**Given instruction:** From the entries below, list each line with "BASED".

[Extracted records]

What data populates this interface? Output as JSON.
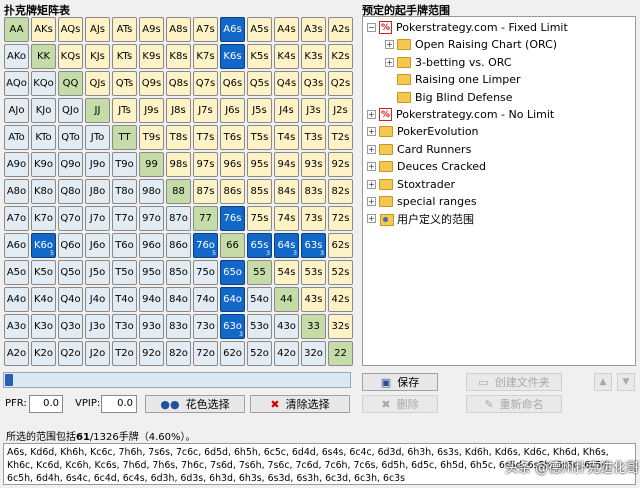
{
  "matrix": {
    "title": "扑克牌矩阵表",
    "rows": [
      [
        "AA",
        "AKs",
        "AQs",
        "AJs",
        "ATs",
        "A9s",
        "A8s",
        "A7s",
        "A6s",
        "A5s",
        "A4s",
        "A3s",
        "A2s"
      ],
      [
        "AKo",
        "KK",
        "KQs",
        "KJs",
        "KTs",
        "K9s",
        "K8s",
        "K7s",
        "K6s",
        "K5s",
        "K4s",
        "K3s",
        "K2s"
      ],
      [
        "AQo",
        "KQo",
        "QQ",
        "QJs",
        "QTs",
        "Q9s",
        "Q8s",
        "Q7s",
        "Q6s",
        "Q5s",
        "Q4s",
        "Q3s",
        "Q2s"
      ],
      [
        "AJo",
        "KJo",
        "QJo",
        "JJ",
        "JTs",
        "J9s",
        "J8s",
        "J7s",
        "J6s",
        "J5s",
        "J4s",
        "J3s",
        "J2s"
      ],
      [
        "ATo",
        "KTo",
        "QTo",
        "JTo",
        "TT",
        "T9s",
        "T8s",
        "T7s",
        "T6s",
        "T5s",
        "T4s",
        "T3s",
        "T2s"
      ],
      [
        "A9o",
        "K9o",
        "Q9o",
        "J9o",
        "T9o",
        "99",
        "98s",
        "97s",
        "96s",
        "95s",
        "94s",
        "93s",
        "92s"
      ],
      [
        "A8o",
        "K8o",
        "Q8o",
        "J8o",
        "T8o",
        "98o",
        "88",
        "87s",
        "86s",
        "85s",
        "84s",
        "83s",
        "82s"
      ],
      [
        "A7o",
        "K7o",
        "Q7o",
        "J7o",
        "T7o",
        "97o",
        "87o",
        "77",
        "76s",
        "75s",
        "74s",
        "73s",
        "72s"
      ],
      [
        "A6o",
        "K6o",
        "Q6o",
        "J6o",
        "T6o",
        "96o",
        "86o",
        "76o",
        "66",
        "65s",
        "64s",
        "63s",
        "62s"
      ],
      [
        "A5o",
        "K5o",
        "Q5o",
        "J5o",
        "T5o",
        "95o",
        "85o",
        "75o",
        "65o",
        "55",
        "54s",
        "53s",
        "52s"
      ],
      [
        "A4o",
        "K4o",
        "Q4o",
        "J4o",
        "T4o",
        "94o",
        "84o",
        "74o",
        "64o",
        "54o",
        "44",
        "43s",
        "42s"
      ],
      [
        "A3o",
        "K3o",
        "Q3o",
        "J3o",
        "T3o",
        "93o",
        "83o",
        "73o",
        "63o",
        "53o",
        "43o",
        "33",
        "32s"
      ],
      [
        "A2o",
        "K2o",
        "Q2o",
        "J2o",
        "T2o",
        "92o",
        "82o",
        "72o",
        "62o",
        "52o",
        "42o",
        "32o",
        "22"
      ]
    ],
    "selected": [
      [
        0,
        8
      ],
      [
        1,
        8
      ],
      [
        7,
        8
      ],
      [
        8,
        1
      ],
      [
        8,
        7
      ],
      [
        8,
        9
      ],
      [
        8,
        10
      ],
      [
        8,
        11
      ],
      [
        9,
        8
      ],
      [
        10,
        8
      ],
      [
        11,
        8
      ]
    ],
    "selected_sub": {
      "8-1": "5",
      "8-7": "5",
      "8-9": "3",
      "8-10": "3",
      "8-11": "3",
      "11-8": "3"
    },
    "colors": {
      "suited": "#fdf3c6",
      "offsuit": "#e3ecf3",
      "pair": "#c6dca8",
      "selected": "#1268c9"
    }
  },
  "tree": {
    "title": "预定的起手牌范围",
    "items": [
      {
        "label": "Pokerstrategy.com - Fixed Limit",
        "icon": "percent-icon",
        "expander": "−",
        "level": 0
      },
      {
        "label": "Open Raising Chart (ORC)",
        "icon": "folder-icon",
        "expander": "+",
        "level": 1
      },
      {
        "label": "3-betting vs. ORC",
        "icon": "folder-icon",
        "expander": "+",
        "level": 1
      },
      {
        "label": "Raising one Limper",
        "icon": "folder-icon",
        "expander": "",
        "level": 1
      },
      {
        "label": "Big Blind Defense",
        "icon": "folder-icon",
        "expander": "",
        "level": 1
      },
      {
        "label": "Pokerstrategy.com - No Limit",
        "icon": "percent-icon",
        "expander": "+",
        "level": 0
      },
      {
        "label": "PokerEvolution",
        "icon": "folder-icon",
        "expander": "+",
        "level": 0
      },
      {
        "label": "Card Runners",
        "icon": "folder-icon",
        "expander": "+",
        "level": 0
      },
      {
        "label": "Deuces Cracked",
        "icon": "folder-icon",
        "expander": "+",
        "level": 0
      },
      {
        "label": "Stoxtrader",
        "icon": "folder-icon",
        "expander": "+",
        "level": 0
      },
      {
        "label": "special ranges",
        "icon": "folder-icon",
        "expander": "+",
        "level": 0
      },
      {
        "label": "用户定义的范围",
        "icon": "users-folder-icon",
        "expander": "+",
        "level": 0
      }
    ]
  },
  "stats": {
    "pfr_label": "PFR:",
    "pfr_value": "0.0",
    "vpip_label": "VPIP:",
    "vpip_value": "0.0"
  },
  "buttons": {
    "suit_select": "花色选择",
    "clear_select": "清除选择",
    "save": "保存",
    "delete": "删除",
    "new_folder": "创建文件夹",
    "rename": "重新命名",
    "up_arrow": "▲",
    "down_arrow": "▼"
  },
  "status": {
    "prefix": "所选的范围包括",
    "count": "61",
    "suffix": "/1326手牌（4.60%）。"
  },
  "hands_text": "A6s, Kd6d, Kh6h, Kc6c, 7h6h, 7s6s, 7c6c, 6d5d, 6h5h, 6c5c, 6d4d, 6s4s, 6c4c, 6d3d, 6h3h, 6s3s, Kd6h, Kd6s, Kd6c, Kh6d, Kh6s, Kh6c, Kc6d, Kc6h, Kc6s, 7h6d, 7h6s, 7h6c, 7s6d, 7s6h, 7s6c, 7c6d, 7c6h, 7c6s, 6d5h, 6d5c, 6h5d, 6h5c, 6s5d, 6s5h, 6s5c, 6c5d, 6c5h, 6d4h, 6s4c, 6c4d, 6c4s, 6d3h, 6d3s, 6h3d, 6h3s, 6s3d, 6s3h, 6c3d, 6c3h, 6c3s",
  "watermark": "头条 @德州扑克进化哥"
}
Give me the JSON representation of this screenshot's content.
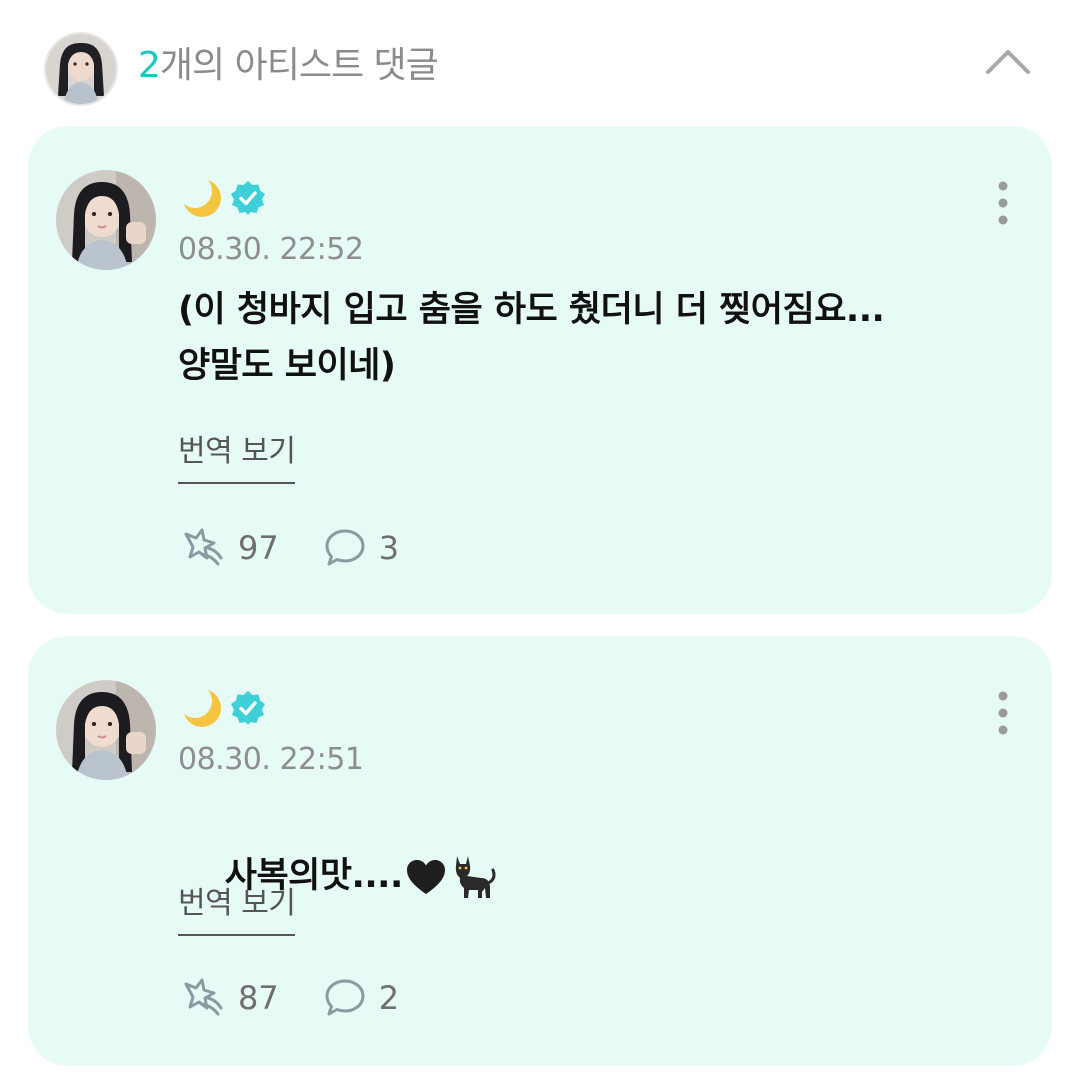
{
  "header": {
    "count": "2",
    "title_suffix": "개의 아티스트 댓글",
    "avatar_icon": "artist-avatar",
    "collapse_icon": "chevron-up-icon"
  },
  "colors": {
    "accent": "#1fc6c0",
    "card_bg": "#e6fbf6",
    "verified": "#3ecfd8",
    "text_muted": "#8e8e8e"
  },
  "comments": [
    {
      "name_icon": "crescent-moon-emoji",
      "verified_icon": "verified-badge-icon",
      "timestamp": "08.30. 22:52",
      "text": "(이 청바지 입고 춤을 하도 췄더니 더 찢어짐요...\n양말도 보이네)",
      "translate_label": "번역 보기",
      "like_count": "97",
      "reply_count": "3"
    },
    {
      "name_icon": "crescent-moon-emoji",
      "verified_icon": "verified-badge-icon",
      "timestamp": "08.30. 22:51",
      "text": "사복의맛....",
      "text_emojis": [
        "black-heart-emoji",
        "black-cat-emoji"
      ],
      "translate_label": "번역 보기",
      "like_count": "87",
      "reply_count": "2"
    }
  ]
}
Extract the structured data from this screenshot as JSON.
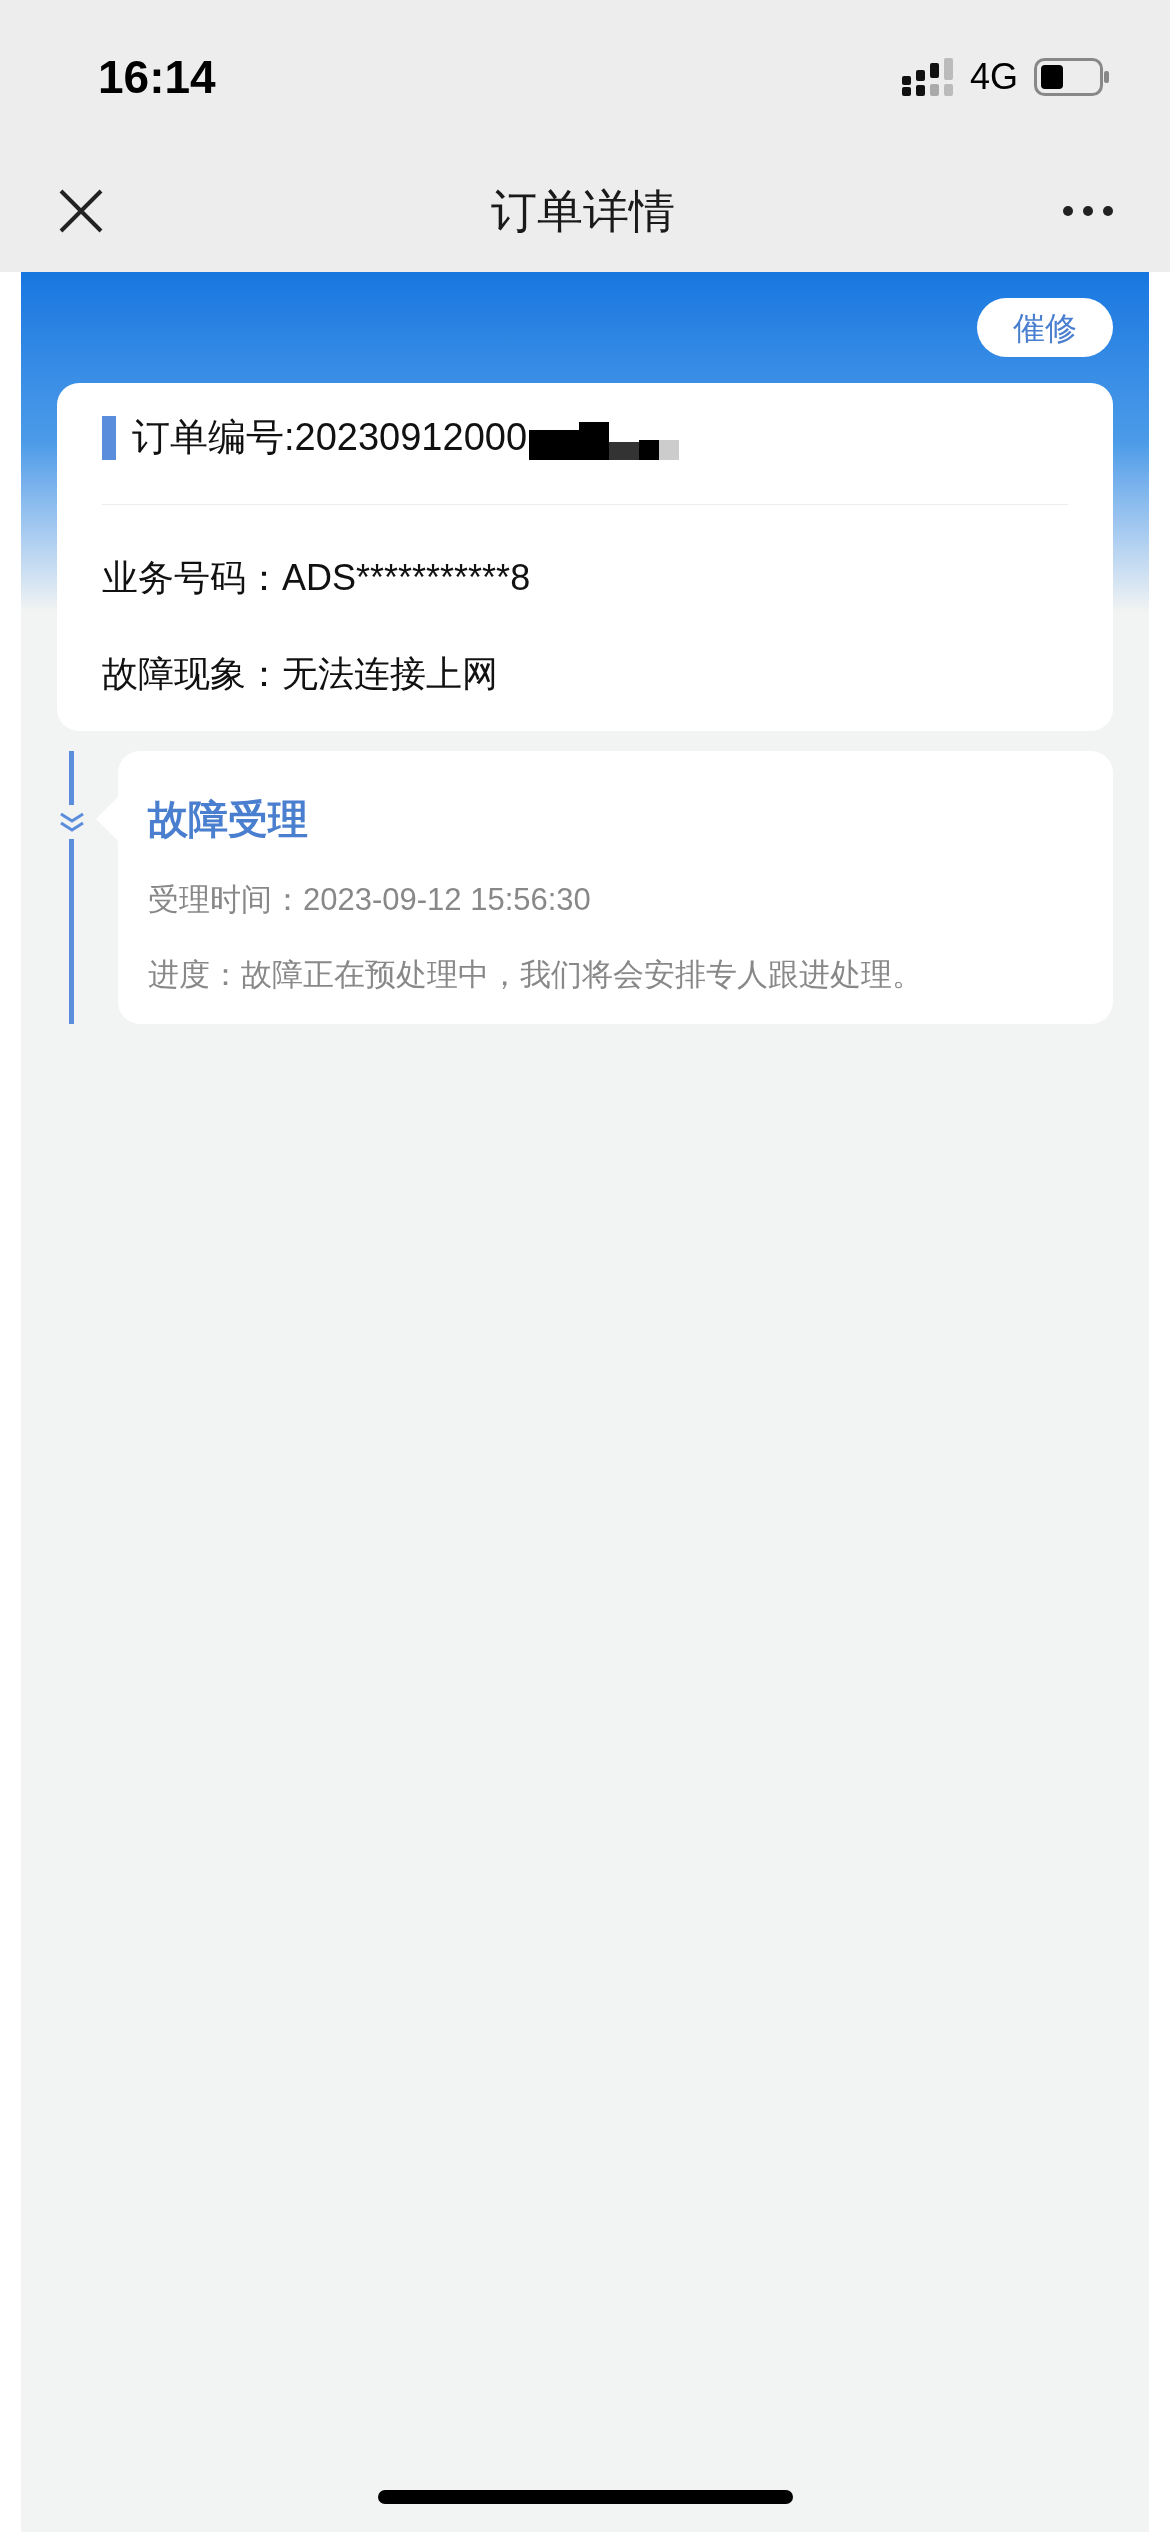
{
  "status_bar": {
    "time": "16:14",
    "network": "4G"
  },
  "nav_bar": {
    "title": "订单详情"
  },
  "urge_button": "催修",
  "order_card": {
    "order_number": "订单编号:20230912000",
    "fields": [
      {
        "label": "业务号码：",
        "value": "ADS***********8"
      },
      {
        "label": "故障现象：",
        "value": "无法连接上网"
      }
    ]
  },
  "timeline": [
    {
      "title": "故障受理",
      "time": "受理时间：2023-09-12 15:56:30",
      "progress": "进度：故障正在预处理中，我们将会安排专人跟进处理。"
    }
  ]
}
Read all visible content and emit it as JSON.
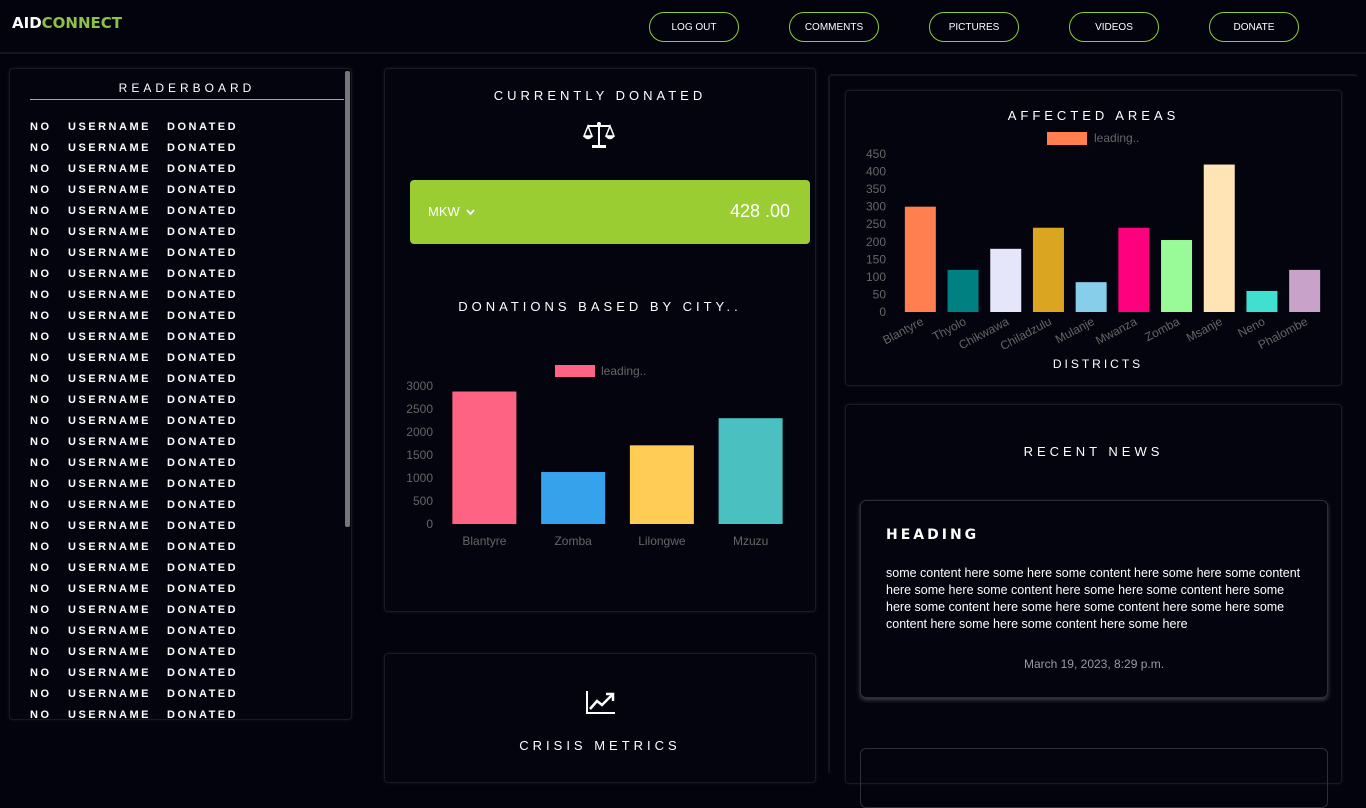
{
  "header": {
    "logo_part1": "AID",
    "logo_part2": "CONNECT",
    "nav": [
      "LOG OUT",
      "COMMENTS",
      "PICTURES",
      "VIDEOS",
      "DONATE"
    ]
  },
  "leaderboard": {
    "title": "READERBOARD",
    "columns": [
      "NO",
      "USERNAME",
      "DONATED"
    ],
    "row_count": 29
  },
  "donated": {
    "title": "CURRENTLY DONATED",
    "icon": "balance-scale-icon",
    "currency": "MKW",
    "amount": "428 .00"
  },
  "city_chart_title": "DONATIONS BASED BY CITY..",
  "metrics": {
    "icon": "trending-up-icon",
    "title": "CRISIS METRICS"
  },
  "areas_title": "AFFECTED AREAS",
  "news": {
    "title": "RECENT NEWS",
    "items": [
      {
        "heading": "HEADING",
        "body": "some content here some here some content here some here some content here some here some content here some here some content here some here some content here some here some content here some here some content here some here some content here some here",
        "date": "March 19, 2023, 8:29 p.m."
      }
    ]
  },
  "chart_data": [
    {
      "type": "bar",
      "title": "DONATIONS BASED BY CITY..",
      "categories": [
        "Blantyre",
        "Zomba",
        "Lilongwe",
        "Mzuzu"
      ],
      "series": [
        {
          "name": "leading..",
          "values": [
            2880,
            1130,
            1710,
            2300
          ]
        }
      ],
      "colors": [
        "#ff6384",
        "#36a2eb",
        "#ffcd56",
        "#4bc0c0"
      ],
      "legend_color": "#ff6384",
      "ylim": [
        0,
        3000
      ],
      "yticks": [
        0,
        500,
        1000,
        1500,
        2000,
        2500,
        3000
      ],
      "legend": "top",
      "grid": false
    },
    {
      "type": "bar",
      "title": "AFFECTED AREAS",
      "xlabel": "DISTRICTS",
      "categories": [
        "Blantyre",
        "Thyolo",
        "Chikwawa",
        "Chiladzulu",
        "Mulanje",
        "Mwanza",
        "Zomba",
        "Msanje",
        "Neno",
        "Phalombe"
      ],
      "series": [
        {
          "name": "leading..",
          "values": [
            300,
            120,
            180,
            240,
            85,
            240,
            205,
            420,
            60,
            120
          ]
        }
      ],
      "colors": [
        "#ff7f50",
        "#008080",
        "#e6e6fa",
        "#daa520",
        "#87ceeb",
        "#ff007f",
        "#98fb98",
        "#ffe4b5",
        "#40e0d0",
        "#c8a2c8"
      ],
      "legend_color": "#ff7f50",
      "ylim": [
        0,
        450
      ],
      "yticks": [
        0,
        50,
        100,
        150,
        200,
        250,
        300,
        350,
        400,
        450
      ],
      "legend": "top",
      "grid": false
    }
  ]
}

**Exercise answer:**
  "city_chart_title": "DONATIONS BASED BY CITY..",
      "title": "DONATIONS BASED BY CITY..",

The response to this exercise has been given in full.